***** MATERIAL FOR THIS TASK *****
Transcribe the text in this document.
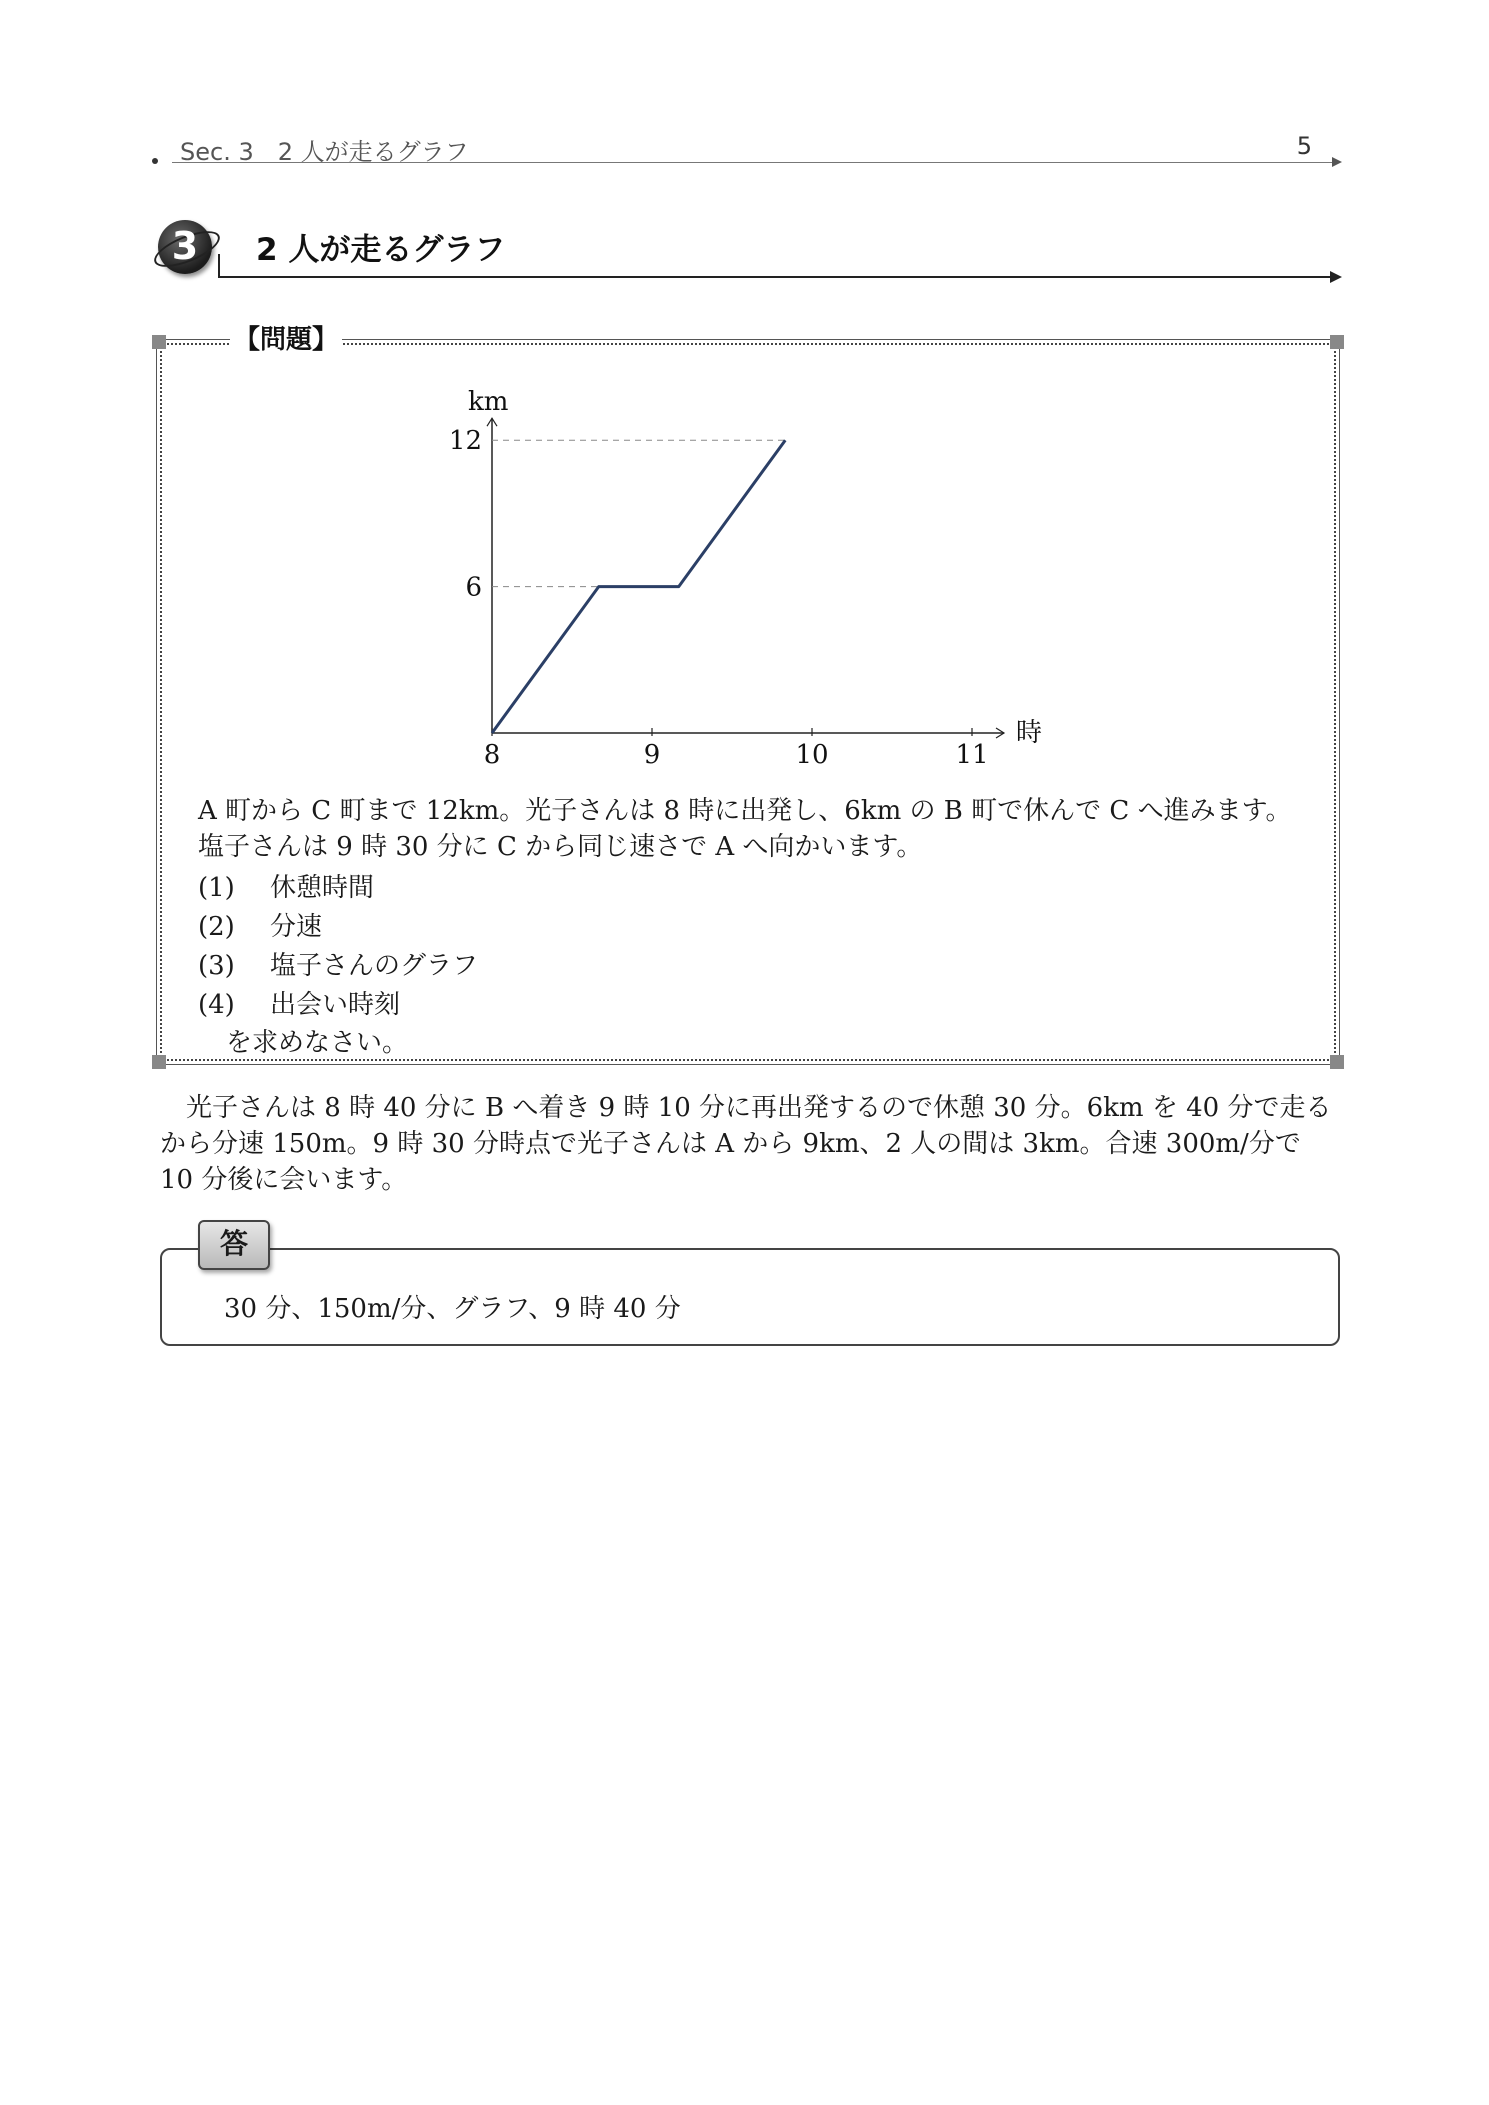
Sec. 3　2 人が走るグラフ	5
3	2 人が走るグラフ
【問題】
時
km
8	9	10	11
6
12

A 町から C 町まで 12km。光子さんは 8 時に出発し、6km の B 町で休んで C へ進みます。

塩子さんは 9 時 30 分に C から同じ速さで A へ向かいます。

(1) 休憩時間
(2) 分速
(3) 塩子さんのグラフ
(4) 出会い時刻
を求めなさい。
光子さんは 8 時 40 分に B へ着き 9 時 10 分に再出発するので休憩 30 分。6km を 40 分で走るから分速 150m。9 時 30 分時点で光子さんは A から 9km、2 人の間は 3km。合速 300m/分で 10 分後に会います。
答
30 分、150m/分、グラフ、9 時 40 分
*****
→ **STATED EXERCISE**
Print out the material word for word, omitting the pictures.

→ **FULL SOLUTION**
Transcribe the text in this document.
Sec. 3　2 人が走るグラフ	5
3	2 人が走るグラフ
【問題】
時
km
8	9	10	11
6
12

A 町から C 町まで 12km。光子さんは 8 時に出発し、6km の B 町で休んで C へ進みます。

塩子さんは 9 時 30 分に C から同じ速さで A へ向かいます。

(1) 休憩時間
(2) 分速
(3) 塩子さんのグラフ
(4) 出会い時刻
を求めなさい。
光子さんは 8 時 40 分に B へ着き 9 時 10 分に再出発するので休憩 30 分。6km を 40 分で走るから分速 150m。9 時 30 分時点で光子さんは A から 9km、2 人の間は 3km。合速 300m/分で 10 分後に会います。
答
30 分、150m/分、グラフ、9 時 40 分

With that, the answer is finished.